- [Task prompt]: Only the number is wanted: how many lines contain the word "Peak"?

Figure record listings
——

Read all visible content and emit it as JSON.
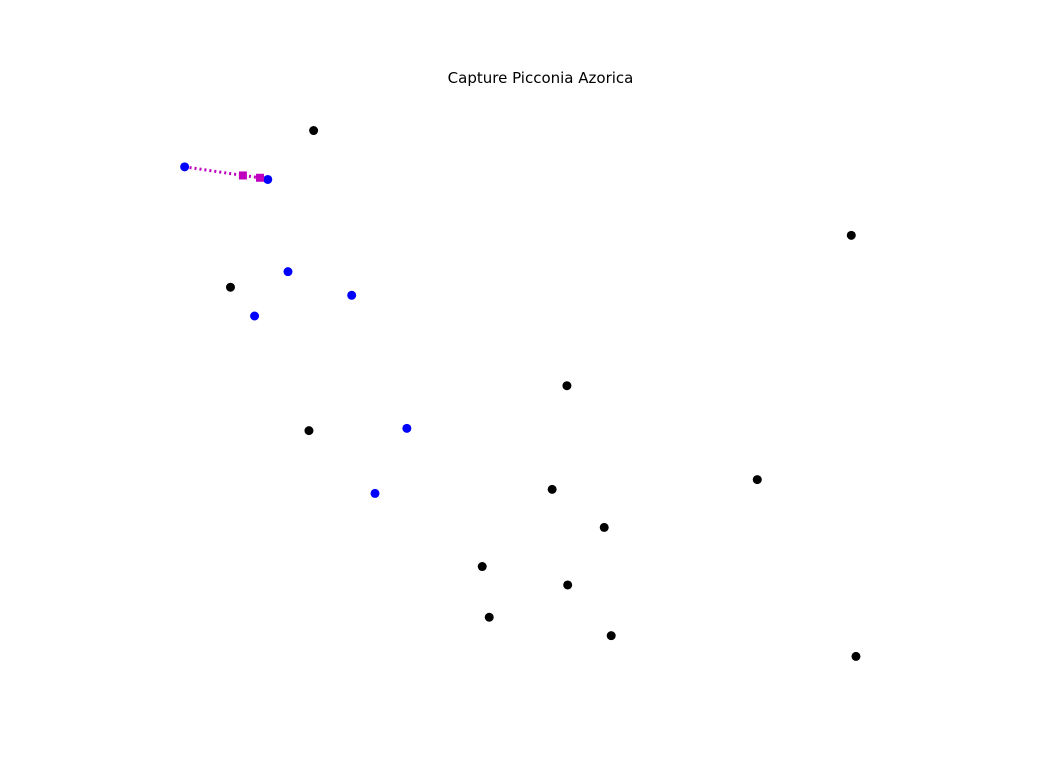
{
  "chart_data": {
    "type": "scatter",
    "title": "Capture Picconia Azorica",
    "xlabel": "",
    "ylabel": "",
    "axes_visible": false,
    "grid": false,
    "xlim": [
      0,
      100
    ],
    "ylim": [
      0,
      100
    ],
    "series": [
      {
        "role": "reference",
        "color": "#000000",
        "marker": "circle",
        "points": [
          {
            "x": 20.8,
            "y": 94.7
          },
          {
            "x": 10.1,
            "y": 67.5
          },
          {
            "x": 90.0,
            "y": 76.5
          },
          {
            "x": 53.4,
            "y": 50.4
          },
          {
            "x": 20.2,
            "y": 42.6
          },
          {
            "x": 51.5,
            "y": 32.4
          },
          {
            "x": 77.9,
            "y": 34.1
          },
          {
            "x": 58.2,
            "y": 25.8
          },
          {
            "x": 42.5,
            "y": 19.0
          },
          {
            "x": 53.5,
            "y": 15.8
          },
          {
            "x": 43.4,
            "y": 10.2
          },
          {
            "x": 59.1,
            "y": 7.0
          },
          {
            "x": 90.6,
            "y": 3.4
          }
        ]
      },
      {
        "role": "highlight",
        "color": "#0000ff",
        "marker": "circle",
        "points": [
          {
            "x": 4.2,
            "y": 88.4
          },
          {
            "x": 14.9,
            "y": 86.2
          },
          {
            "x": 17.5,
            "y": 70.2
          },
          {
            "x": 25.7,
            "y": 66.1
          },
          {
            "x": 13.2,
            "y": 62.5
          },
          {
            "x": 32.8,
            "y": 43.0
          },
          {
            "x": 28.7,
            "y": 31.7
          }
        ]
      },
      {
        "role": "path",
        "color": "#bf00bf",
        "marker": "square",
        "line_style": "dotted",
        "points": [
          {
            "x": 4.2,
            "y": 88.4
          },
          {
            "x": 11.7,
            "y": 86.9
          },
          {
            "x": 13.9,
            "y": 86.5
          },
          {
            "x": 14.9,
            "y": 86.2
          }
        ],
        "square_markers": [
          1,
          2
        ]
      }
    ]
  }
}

——

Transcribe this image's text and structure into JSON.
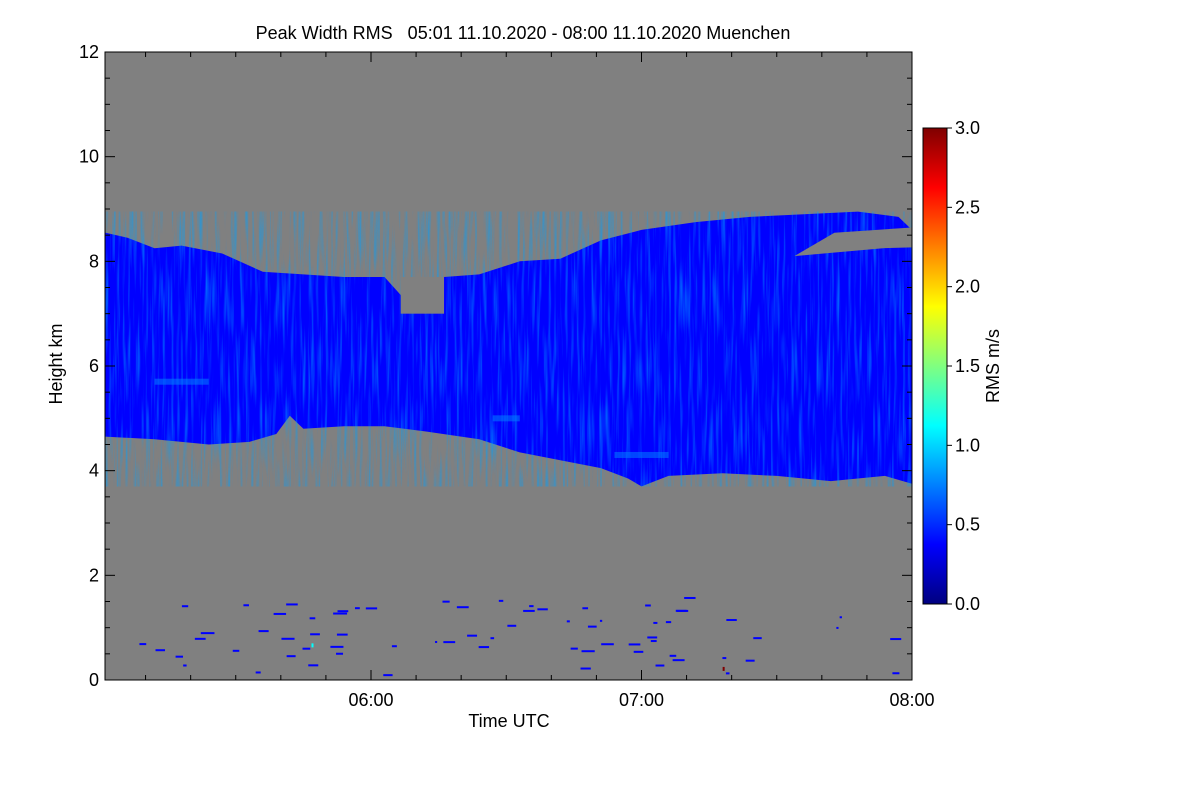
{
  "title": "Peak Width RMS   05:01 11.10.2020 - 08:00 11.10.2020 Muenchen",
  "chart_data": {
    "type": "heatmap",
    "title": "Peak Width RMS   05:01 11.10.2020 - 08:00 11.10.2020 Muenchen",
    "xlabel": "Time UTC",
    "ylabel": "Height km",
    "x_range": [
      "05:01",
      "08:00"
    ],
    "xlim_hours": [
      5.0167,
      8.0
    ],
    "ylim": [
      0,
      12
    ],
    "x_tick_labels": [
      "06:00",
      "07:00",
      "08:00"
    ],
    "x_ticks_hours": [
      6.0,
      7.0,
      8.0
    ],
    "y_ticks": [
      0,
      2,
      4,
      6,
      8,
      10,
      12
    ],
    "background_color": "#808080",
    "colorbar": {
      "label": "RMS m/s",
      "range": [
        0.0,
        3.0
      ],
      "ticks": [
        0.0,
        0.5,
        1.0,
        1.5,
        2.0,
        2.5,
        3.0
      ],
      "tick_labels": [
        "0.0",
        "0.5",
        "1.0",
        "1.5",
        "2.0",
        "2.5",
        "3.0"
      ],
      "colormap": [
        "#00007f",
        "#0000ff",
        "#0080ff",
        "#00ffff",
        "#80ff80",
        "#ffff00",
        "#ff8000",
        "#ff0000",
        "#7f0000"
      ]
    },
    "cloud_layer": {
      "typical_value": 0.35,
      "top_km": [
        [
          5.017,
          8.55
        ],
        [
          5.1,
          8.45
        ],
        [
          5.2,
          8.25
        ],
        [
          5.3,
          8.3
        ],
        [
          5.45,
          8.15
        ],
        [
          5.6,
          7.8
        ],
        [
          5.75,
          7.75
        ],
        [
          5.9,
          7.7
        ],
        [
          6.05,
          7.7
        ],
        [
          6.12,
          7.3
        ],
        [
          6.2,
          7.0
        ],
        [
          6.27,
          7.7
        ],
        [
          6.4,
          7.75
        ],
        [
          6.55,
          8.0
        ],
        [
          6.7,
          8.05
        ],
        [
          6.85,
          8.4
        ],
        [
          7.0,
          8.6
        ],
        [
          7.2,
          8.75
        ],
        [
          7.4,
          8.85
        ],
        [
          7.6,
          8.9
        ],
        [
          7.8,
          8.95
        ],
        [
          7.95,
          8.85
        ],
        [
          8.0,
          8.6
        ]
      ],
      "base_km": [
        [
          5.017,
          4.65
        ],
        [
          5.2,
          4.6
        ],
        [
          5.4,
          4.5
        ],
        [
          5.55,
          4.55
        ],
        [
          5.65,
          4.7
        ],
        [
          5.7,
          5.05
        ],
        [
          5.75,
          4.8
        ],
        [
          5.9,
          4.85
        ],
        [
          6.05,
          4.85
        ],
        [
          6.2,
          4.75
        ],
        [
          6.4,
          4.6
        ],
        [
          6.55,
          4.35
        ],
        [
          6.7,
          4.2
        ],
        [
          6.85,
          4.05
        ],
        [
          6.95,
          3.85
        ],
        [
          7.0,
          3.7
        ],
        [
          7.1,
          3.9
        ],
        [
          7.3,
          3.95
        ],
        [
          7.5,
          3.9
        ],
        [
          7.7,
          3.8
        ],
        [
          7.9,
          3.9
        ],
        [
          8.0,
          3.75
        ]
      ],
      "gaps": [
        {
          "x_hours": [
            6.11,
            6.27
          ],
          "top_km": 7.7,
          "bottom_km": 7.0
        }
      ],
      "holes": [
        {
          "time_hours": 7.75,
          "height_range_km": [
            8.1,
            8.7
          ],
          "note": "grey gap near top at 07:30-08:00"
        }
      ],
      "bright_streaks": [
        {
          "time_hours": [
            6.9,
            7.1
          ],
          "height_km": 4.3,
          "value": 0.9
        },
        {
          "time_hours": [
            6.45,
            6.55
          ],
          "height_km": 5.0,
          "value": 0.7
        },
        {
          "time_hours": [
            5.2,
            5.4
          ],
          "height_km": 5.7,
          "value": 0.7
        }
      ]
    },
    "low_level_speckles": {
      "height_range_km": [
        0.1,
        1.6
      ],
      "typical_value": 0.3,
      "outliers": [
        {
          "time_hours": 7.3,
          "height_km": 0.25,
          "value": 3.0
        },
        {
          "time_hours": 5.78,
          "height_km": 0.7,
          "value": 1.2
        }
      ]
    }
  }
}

——

- [Answer to the problem]: 2